[BEGIN]
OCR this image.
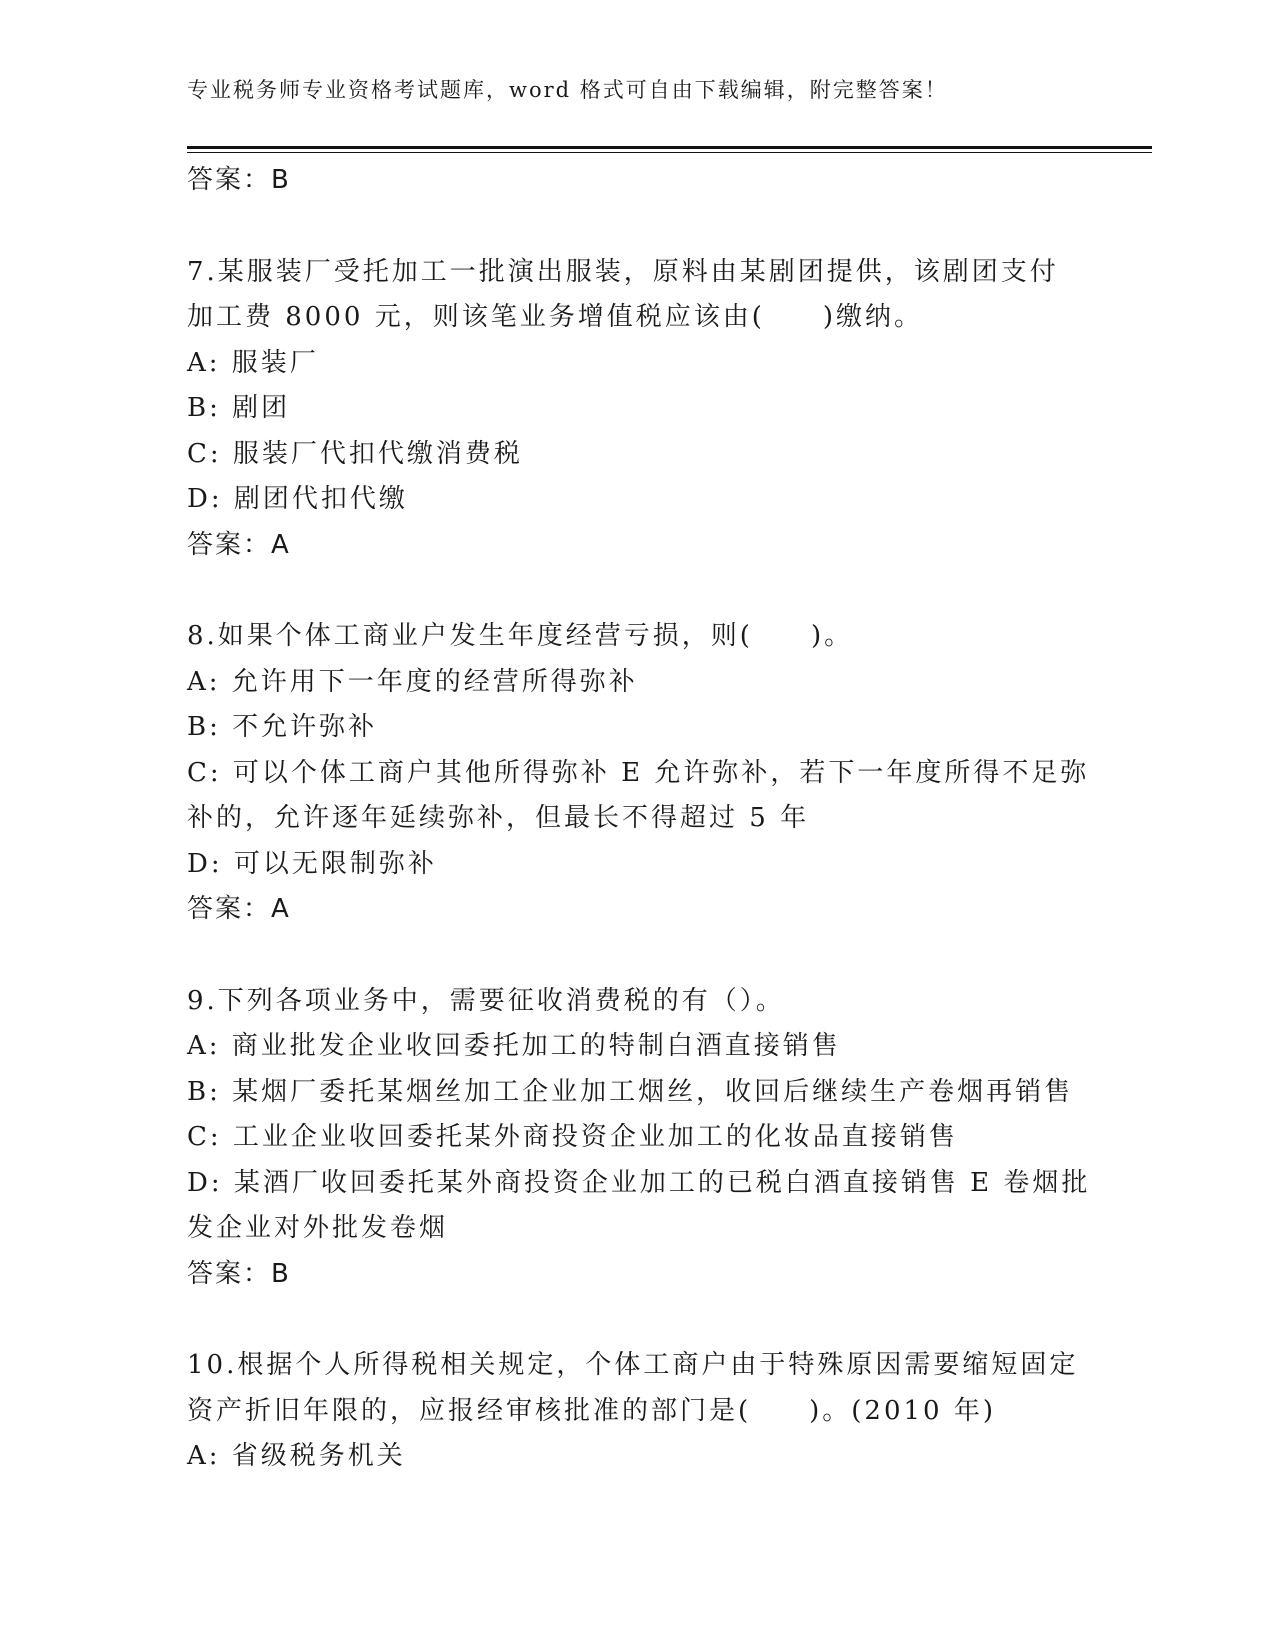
专业税务师专业资格考试题库，word 格式可自由下载编辑，附完整答案！
答案：B
7.某服装厂受托加工一批演出服装，原料由某剧团提供，该剧团支付
加工费 8000 元，则该笔业务增值税应该由(　　)缴纳。
A: 服装厂
B: 剧团
C: 服装厂代扣代缴消费税
D: 剧团代扣代缴
答案：A
8.如果个体工商业户发生年度经营亏损，则(　　)。
A: 允许用下一年度的经营所得弥补
B: 不允许弥补
C: 可以个体工商户其他所得弥补 E 允许弥补，若下一年度所得不足弥
补的，允许逐年延续弥补，但最长不得超过 5 年
D: 可以无限制弥补
答案：A
9.下列各项业务中，需要征收消费税的有（）。
A: 商业批发企业收回委托加工的特制白酒直接销售
B: 某烟厂委托某烟丝加工企业加工烟丝，收回后继续生产卷烟再销售
C: 工业企业收回委托某外商投资企业加工的化妆品直接销售
D: 某酒厂收回委托某外商投资企业加工的已税白酒直接销售 E 卷烟批
发企业对外批发卷烟
答案：B
10.根据个人所得税相关规定，个体工商户由于特殊原因需要缩短固定
资产折旧年限的，应报经审核批准的部门是(　　)。(2010 年)
A: 省级税务机关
[END]
STATED GOAL> Reproduce every line of the material precisely, omitting its pictures.

RESPONSE>
OCR this image.
专业税务师专业资格考试题库，word 格式可自由下载编辑，附完整答案！
答案：B
7.某服装厂受托加工一批演出服装，原料由某剧团提供，该剧团支付
加工费 8000 元，则该笔业务增值税应该由(　　)缴纳。
A: 服装厂
B: 剧团
C: 服装厂代扣代缴消费税
D: 剧团代扣代缴
答案：A
8.如果个体工商业户发生年度经营亏损，则(　　)。
A: 允许用下一年度的经营所得弥补
B: 不允许弥补
C: 可以个体工商户其他所得弥补 E 允许弥补，若下一年度所得不足弥
补的，允许逐年延续弥补，但最长不得超过 5 年
D: 可以无限制弥补
答案：A
9.下列各项业务中，需要征收消费税的有（）。
A: 商业批发企业收回委托加工的特制白酒直接销售
B: 某烟厂委托某烟丝加工企业加工烟丝，收回后继续生产卷烟再销售
C: 工业企业收回委托某外商投资企业加工的化妆品直接销售
D: 某酒厂收回委托某外商投资企业加工的已税白酒直接销售 E 卷烟批
发企业对外批发卷烟
答案：B
10.根据个人所得税相关规定，个体工商户由于特殊原因需要缩短固定
资产折旧年限的，应报经审核批准的部门是(　　)。(2010 年)
A: 省级税务机关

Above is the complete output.